● Reading passage:
------------------------------------------------

There were more than twenty cases of rape. The seventeen
year old
daughter of a poor polisher, Eda Maliss by name, was
attacked by a horde
of bestial lads before the eyes of her brother. When the
mother of the
unfortunate girl ran into the street and called to her
aid a policeman
who was standing near-by, the latter followed the woman
into the house,
and then, instead of helping her, dishonored her on the
spot. The
fiendish hordes invaded the home of Baruch Shlakhovski,
and began their
bloody work by slaying the master of the house, whereupon
his wife and
daughter fled and hid themselves in a near-by orchard.
Here a Russian
neighbor lured them into his house under the pretext of
defending their
honor against the rioters, but, once in his house, he
disgraced the
daughter in the presence of her mother. In many cases the
soldiers of
the local garrison assaulted and beat the Jews who showed
themselves on
the streets while the "military operations" of
the mob were going on. In
accordance with the customary pogrom ritual, the human
fiends were left
undisturbed for two days, and only on the third day were
troops summoned
from a near-by city to put a stop to the atrocities.
On the same day the governor of Podolia arrived to make
an
investigation. It was soon learned that the local
authorities, the
police commissioner, the Ispravnik, the military
commander, the
burgomaster, and the president of the nobility [1] had
either directly or
indirectly abetted the pogrom. Many rioters, who had been
arrested by
the police, were soon released, because they threatened
otherwise to
point out to the higher authorities the ringleaders from
among the local
officials and the representatives of Russian society. The
Jews, again,
were constantly terrorized by these scoundrels and cowed
by the fear of
massacres and complete annihilation, in case they dared
to expose their
hangmen before the courts.

------------------------------------------------

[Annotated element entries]
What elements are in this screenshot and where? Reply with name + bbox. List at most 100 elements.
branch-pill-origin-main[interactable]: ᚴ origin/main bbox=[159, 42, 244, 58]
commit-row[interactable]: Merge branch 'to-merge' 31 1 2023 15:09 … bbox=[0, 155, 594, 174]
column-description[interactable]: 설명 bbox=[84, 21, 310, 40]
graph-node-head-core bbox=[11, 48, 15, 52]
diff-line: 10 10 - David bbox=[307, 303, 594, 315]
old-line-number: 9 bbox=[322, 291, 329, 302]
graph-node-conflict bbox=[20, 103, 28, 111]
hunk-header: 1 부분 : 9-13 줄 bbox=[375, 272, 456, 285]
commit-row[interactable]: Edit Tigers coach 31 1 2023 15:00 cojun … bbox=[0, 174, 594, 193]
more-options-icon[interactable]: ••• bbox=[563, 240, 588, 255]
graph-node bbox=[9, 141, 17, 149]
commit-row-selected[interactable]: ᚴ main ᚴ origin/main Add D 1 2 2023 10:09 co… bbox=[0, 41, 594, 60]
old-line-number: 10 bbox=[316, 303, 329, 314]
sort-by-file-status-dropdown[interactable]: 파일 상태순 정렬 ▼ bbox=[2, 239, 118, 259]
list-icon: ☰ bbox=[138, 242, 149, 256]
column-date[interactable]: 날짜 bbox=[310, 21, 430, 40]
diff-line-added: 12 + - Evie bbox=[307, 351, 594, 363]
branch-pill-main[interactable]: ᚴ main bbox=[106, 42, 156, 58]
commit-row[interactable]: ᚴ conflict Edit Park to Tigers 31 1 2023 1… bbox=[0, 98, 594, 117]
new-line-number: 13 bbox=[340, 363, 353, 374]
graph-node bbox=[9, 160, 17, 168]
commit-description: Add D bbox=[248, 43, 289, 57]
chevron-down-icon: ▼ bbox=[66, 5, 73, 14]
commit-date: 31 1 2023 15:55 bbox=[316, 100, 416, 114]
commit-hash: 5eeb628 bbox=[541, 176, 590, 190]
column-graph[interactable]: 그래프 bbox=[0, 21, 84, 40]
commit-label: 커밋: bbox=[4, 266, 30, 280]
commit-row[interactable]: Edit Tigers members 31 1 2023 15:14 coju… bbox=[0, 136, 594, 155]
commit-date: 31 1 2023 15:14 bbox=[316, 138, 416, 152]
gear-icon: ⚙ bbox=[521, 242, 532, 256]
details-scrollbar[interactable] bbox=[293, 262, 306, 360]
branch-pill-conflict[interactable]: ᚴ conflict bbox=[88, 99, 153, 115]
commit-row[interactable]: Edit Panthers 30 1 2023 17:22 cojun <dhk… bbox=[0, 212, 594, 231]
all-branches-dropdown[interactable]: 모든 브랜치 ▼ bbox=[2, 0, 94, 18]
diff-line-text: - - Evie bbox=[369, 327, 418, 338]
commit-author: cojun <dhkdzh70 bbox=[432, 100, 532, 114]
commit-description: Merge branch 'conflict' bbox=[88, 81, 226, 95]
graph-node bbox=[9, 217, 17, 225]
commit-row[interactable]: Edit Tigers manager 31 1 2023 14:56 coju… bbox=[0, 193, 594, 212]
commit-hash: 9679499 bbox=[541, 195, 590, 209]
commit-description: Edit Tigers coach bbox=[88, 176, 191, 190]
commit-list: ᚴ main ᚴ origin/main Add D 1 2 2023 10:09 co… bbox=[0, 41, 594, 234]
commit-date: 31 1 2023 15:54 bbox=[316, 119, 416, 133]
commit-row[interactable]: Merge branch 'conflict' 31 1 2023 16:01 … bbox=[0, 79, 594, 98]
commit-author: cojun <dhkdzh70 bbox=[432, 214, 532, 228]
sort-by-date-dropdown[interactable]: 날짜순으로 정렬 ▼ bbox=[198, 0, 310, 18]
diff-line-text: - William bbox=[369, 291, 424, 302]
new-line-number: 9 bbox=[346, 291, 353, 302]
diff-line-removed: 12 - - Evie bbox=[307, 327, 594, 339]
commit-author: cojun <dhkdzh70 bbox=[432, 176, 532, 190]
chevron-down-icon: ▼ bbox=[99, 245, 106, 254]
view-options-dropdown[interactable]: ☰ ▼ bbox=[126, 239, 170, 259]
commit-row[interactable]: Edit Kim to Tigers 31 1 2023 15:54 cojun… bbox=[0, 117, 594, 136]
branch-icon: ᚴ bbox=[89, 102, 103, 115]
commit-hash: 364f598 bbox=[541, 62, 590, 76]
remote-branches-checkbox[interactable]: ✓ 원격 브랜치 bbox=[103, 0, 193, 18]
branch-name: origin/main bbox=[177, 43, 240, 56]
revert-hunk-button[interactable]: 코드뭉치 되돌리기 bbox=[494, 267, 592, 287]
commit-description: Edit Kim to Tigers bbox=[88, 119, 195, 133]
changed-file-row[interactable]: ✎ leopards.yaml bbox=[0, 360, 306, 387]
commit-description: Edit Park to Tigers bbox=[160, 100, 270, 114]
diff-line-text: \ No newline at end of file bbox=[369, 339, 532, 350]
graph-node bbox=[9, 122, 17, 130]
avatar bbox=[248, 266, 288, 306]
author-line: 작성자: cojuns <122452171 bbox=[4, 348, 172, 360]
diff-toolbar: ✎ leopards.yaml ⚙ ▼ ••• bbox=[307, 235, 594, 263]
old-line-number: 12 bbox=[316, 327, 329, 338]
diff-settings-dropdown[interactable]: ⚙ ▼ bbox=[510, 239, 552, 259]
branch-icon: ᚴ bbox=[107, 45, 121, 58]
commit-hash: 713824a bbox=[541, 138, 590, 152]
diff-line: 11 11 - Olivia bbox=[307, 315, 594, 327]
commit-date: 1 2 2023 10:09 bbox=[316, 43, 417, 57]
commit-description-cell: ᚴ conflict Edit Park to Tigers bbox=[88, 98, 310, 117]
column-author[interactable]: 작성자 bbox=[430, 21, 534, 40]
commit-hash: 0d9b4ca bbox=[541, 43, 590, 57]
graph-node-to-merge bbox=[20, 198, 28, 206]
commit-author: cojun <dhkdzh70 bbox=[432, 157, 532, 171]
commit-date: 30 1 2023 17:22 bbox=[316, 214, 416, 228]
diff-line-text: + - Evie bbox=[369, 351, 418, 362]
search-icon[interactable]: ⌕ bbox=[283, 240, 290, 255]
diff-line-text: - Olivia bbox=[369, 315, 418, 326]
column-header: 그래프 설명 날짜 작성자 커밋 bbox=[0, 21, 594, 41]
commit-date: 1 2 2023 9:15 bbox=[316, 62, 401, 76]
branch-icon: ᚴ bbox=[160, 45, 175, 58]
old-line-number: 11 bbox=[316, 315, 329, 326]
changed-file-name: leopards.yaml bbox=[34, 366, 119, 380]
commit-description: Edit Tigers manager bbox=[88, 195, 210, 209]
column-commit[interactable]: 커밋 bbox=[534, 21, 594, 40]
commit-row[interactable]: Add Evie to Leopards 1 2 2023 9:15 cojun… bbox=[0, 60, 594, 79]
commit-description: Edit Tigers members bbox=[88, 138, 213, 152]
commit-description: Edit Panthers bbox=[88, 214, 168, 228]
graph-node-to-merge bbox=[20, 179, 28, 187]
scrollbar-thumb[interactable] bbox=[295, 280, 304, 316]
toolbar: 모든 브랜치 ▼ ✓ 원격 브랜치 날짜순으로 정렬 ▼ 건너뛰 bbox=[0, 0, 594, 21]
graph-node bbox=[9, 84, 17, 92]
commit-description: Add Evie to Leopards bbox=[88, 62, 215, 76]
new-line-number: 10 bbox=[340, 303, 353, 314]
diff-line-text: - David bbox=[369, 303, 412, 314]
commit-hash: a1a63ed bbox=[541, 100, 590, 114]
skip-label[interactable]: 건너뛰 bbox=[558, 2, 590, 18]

------------------------------------------------

● Objective:
Answer these questions about the pogrom passage, giving each answer on its own line:
(a) For how many days were the rioters left undisturbed before troops were summoned, and where did those troops come from?
(b) Who arrived on that same day to make an investigation?
(c) Why were many of the rioters arrested by the police soon released?
The listing is separate material and has no connection to the passage above.

● Problem solution:
(a) Two days; the troops were summoned from a near-by city on the third day.
(b) The governor of Podolia.
(c) They threatened otherwise to point out to the higher authorities the ringleaders from among the local officials and the representatives of Russian society.